- **PROBLEM A**:
Answer these questions using the solar text below:
(i) For how many years does the warranty on the used Solarex panels run?
(ii) On average, how much electricity does the household use per month?
(iii) After the federal investment tax credit, what was the net cost of the system, including the oversized inverter?

____________________

1) That capital investment doesn’t go away — our PV system will still be on our house, and operating pretty well despite some very gradual diminishment of output, after my currently 58-yr-old bod is in the ground; yes, the warranty on our (used) Solarexes only runs for 20 years and they’ve already got 6 years of use, but after 14 years, the little Solarex PV panel I bought after traveling with Greenpeace’ 1994 Cyrus (16-wheeler outfitted with a 140 sq. ft. solar array) tour is still putting out almost exactly the same amount of power it did the first day I set it up on the CA hillside where we then lived, to run my old laptop. — In the meantime, should we sell our place, we’ll get all that capital back (and maybe a bit more).

And here in MN, anyway, I _cannot be taxed_ on the appreciation in my home’s value that comes with installing a solar system.

So: since depreciation isn’t going to be a real-world factor during my lifetime (and I’m not a utility CEO charged with making money any way the law will possibly allow it), truly, now, other than greed, what reason would I have for expecting the capital investment to be paid back? — Any money we make from net production above and beyond our consumption under net metering is gravy (this will happen when we expand the system, as planned; we bought an oversized inverter and can add more panels to the array)… that will be added to the offset, on our utility bill, that comes from currently producing about as much power as we use (97% over the first year of the system). And while the income from excess production will presumably be taxable, as far as I can make out, the offset money isn’t.

2) Along the lines of your plasma TV analogy: when I was 21, I bought a used Porsche. Gee, I sure don’t remember ever asking, “What’s the payback period?” The payback came when I got behind the wheel and drove, like a young fool, 80-90mph on MA Rte. 128 (as it was then known), Rtes. 93 and 89 up into ski country, and other inviting 4-lane surfaces (I got it up to 106 once, on Rte. 2… did the same later on with a BMW 2002, which was sweaty fun at the time, tho’ the Bimmer was never as much entertainment as that old 912 — totally different handling characteristics). Well, when I wake up here on a sunny morning, I get about as big a rush as I did driving those cars — with minimal associated risks, unless I race down the cellar stairs to check the inverter readout as I used to do before we got a remote monitor installed — and _that’s_ my payback. As far as I’m concerned, experientially, I’m driving a solar-powered sportshaus. I’m simply thrilled to finally have solar on my home.

So there.

Some additional notes on our system for those interested:

We are a two-person household and use an average of around 270 kWh/month. Summer usage is higher than the average, at over 10kWh/day when our little Energy Star bedroom A/C unit (or even a fan) is operating regularly, along with a necessary dehumidifier in the basement — and, of course, the (Energy Star… 9-year-old) refrigerator is working overtime as the weather warms up. (In this La Nina year, we haven’t had to put the A/C in the window yet, so our usage is down a bit.)

After the $2k federal investment tax credit (Congress gotta renew that puppy!!), our system net cost including the oversized inverter was about $18k. This does not include a few hundred dollars spent having the 96 years’ worth of snow-sag jacked out of our roof and new 2×4s sistered to the old rafters to hold it flat, nor the cost of new 50-year shingles — as it happened our south roof badly needed reshingling anyway, so we took that $2.5k as a preexisting liability, tho’ anyone mounting a solar array on a roof would presumably want a fairly new surface underneath it and for some that could qualify as an unscheduled expense.

____________________

- **PROBLEM B**: In the entries that follow, copy every line from the one that contains "Output each element" up to and including the one that contains "video-brand: Meipai (86, 346, 146, 366)". Omit the pictures from your copy.

- **GIVEN RECORDS**:
____________________

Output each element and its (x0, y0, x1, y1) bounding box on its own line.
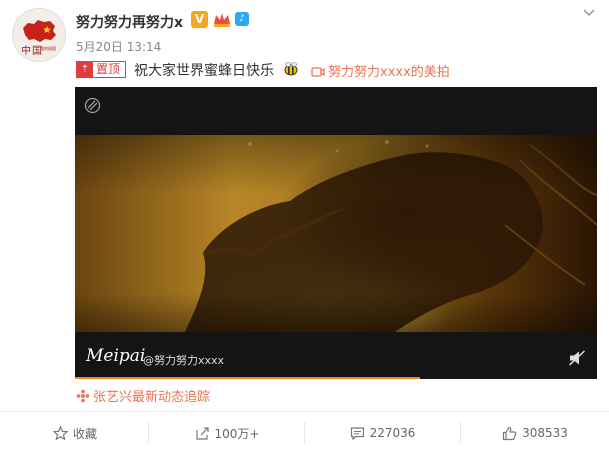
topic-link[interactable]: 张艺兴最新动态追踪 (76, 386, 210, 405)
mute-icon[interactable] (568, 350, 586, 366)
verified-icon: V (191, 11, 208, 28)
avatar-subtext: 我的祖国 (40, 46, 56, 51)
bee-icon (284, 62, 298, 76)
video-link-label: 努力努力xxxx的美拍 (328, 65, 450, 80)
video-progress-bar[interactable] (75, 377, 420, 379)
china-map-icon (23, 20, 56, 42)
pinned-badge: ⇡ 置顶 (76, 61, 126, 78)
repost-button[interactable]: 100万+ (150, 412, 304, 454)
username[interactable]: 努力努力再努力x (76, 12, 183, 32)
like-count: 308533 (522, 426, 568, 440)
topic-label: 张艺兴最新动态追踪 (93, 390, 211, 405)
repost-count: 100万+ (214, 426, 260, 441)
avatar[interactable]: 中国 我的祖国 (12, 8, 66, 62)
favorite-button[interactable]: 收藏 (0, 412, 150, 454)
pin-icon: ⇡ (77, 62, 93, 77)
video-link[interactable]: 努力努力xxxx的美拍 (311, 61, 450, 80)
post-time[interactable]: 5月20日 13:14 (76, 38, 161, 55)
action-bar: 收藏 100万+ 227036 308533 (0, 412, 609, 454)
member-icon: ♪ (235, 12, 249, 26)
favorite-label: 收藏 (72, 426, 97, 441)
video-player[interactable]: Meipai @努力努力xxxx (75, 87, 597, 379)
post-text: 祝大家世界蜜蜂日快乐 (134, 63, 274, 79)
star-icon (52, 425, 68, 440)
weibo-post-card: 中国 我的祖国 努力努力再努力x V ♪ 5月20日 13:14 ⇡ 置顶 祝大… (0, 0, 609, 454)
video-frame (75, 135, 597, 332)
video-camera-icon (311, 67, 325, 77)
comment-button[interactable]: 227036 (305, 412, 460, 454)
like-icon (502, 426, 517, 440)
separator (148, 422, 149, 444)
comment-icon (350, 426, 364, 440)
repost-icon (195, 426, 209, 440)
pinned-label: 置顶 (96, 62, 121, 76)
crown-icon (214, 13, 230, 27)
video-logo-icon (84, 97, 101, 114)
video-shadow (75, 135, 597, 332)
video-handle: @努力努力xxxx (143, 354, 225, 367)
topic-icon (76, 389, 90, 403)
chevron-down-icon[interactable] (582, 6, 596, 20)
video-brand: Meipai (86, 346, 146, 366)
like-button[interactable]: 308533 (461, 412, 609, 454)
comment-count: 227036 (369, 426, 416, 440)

____________________

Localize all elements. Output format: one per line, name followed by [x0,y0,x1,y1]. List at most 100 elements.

____________________

- **RESPONSE A**:
(i) 20 years.
(ii) Around 270 kWh.
(iii) About $18k.

- **RESPONSE B**:
Output each element and its (x0, y0, x1, y1) bounding box on its own line.
topic-link[interactable]: 张艺兴最新动态追踪 (76, 386, 210, 405)
mute-icon[interactable] (568, 350, 586, 366)
verified-icon: V (191, 11, 208, 28)
avatar-subtext: 我的祖国 (40, 46, 56, 51)
bee-icon (284, 62, 298, 76)
video-link-label: 努力努力xxxx的美拍 (328, 65, 450, 80)
video-progress-bar[interactable] (75, 377, 420, 379)
china-map-icon (23, 20, 56, 42)
pinned-badge: ⇡ 置顶 (76, 61, 126, 78)
repost-button[interactable]: 100万+ (150, 412, 304, 454)
username[interactable]: 努力努力再努力x (76, 12, 183, 32)
like-count: 308533 (522, 426, 568, 440)
topic-label: 张艺兴最新动态追踪 (93, 390, 211, 405)
repost-count: 100万+ (214, 426, 260, 441)
avatar[interactable]: 中国 我的祖国 (12, 8, 66, 62)
favorite-button[interactable]: 收藏 (0, 412, 150, 454)
pin-icon: ⇡ (77, 62, 93, 77)
video-link[interactable]: 努力努力xxxx的美拍 (311, 61, 450, 80)
post-time[interactable]: 5月20日 13:14 (76, 38, 161, 55)
action-bar: 收藏 100万+ 227036 308533 (0, 412, 609, 454)
member-icon: ♪ (235, 12, 249, 26)
favorite-label: 收藏 (72, 426, 97, 441)
video-player[interactable]: Meipai @努力努力xxxx (75, 87, 597, 379)
post-text: 祝大家世界蜜蜂日快乐 (134, 63, 274, 79)
star-icon (52, 425, 68, 440)
weibo-post-card: 中国 我的祖国 努力努力再努力x V ♪ 5月20日 13:14 ⇡ 置顶 祝大… (0, 0, 609, 454)
video-frame (75, 135, 597, 332)
video-camera-icon (311, 67, 325, 77)
comment-button[interactable]: 227036 (305, 412, 460, 454)
like-icon (502, 426, 517, 440)
separator (148, 422, 149, 444)
comment-icon (350, 426, 364, 440)
repost-icon (195, 426, 209, 440)
pinned-label: 置顶 (96, 62, 121, 76)
crown-icon (214, 13, 230, 27)
video-logo-icon (84, 97, 101, 114)
video-shadow (75, 135, 597, 332)
video-handle: @努力努力xxxx (143, 354, 225, 367)
topic-icon (76, 389, 90, 403)
chevron-down-icon[interactable] (582, 6, 596, 20)
video-brand: Meipai (86, 346, 146, 366)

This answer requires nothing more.